**Task objective:** All of the material below is to be returned exactly.

**Material for this task:**
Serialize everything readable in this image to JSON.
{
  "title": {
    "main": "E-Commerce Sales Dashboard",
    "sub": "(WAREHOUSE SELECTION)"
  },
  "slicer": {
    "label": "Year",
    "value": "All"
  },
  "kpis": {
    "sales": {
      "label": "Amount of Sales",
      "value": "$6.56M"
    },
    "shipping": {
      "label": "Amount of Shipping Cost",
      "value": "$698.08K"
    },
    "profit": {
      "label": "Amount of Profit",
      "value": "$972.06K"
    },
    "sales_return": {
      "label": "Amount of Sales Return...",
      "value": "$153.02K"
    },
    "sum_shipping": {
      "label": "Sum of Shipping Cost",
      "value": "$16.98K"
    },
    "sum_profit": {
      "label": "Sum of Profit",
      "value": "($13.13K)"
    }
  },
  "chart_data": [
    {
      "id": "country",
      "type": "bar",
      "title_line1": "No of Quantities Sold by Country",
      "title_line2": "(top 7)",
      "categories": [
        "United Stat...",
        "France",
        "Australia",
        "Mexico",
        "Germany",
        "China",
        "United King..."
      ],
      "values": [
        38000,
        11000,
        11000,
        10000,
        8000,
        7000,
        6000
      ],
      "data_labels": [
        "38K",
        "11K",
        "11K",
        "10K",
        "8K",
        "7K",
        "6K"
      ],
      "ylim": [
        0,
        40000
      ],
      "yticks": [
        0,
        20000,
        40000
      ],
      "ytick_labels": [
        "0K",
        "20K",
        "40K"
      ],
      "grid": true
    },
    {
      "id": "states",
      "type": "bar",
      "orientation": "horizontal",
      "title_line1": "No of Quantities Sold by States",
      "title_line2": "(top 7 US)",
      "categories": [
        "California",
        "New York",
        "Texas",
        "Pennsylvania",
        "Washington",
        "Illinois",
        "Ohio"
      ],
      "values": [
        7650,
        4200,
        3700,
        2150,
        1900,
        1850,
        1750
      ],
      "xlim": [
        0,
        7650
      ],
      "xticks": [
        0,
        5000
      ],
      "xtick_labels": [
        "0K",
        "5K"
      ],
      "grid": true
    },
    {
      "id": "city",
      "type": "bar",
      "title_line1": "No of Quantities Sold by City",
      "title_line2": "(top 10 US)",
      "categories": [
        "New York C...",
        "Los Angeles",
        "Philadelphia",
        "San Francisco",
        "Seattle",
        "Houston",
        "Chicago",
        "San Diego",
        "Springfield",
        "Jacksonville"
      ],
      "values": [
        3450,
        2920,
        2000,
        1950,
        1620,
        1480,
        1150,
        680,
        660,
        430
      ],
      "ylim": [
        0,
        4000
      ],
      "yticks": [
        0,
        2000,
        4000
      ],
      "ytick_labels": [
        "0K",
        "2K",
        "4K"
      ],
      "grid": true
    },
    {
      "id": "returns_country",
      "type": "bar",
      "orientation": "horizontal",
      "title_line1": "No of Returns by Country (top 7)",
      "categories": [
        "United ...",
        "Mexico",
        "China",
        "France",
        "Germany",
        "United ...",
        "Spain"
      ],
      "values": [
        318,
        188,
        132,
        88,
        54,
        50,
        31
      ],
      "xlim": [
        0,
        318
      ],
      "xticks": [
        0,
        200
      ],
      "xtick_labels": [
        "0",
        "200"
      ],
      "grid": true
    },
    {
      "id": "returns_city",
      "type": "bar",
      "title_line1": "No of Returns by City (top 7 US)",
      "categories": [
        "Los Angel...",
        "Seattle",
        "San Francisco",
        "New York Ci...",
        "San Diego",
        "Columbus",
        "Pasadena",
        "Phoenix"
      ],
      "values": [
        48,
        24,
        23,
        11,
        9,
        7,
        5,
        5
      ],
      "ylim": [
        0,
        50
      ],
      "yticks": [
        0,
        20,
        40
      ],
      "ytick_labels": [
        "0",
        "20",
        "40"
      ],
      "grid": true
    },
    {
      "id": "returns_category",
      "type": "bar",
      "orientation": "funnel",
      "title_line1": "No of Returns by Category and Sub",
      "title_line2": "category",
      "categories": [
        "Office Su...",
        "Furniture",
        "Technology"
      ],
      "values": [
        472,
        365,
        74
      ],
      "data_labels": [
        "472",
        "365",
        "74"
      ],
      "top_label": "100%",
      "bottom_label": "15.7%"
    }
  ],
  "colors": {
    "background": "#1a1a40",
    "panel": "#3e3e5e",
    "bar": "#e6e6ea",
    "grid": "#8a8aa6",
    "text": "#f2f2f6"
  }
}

**Answer to this exercise:**
Serialize everything readable in this image to JSON.
{
  "title": {
    "main": "E-Commerce Sales Dashboard",
    "sub": "(WAREHOUSE SELECTION)"
  },
  "slicer": {
    "label": "Year",
    "value": "All"
  },
  "kpis": {
    "sales": {
      "label": "Amount of Sales",
      "value": "$6.56M"
    },
    "shipping": {
      "label": "Amount of Shipping Cost",
      "value": "$698.08K"
    },
    "profit": {
      "label": "Amount of Profit",
      "value": "$972.06K"
    },
    "sales_return": {
      "label": "Amount of Sales Return...",
      "value": "$153.02K"
    },
    "sum_shipping": {
      "label": "Sum of Shipping Cost",
      "value": "$16.98K"
    },
    "sum_profit": {
      "label": "Sum of Profit",
      "value": "($13.13K)"
    }
  },
  "chart_data": [
    {
      "id": "country",
      "type": "bar",
      "title_line1": "No of Quantities Sold by Country",
      "title_line2": "(top 7)",
      "categories": [
        "United Stat...",
        "France",
        "Australia",
        "Mexico",
        "Germany",
        "China",
        "United King..."
      ],
      "values": [
        38000,
        11000,
        11000,
        10000,
        8000,
        7000,
        6000
      ],
      "data_labels": [
        "38K",
        "11K",
        "11K",
        "10K",
        "8K",
        "7K",
        "6K"
      ],
      "ylim": [
        0,
        40000
      ],
      "yticks": [
        0,
        20000,
        40000
      ],
      "ytick_labels": [
        "0K",
        "20K",
        "40K"
      ],
      "grid": true
    },
    {
      "id": "states",
      "type": "bar",
      "orientation": "horizontal",
      "title_line1": "No of Quantities Sold by States",
      "title_line2": "(top 7 US)",
      "categories": [
        "California",
        "New York",
        "Texas",
        "Pennsylvania",
        "Washington",
        "Illinois",
        "Ohio"
      ],
      "values": [
        7650,
        4200,
        3700,
        2150,
        1900,
        1850,
        1750
      ],
      "xlim": [
        0,
        7650
      ],
      "xticks": [
        0,
        5000
      ],
      "xtick_labels": [
        "0K",
        "5K"
      ],
      "grid": true
    },
    {
      "id": "city",
      "type": "bar",
      "title_line1": "No of Quantities Sold by City",
      "title_line2": "(top 10 US)",
      "categories": [
        "New York C...",
        "Los Angeles",
        "Philadelphia",
        "San Francisco",
        "Seattle",
        "Houston",
        "Chicago",
        "San Diego",
        "Springfield",
        "Jacksonville"
      ],
      "values": [
        3450,
        2920,
        2000,
        1950,
        1620,
        1480,
        1150,
        680,
        660,
        430
      ],
      "ylim": [
        0,
        4000
      ],
      "yticks": [
        0,
        2000,
        4000
      ],
      "ytick_labels": [
        "0K",
        "2K",
        "4K"
      ],
      "grid": true
    },
    {
      "id": "returns_country",
      "type": "bar",
      "orientation": "horizontal",
      "title_line1": "No of Returns by Country (top 7)",
      "categories": [
        "United ...",
        "Mexico",
        "China",
        "France",
        "Germany",
        "United ...",
        "Spain"
      ],
      "values": [
        318,
        188,
        132,
        88,
        54,
        50,
        31
      ],
      "xlim": [
        0,
        318
      ],
      "xticks": [
        0,
        200
      ],
      "xtick_labels": [
        "0",
        "200"
      ],
      "grid": true
    },
    {
      "id": "returns_city",
      "type": "bar",
      "title_line1": "No of Returns by City (top 7 US)",
      "categories": [
        "Los Angel...",
        "Seattle",
        "San Francisco",
        "New York Ci...",
        "San Diego",
        "Columbus",
        "Pasadena",
        "Phoenix"
      ],
      "values": [
        48,
        24,
        23,
        11,
        9,
        7,
        5,
        5
      ],
      "ylim": [
        0,
        50
      ],
      "yticks": [
        0,
        20,
        40
      ],
      "ytick_labels": [
        "0",
        "20",
        "40"
      ],
      "grid": true
    },
    {
      "id": "returns_category",
      "type": "bar",
      "orientation": "funnel",
      "title_line1": "No of Returns by Category and Sub",
      "title_line2": "category",
      "categories": [
        "Office Su...",
        "Furniture",
        "Technology"
      ],
      "values": [
        472,
        365,
        74
      ],
      "data_labels": [
        "472",
        "365",
        "74"
      ],
      "top_label": "100%",
      "bottom_label": "15.7%"
    }
  ],
  "colors": {
    "background": "#1a1a40",
    "panel": "#3e3e5e",
    "bar": "#e6e6ea",
    "grid": "#8a8aa6",
    "text": "#f2f2f6"
  }
}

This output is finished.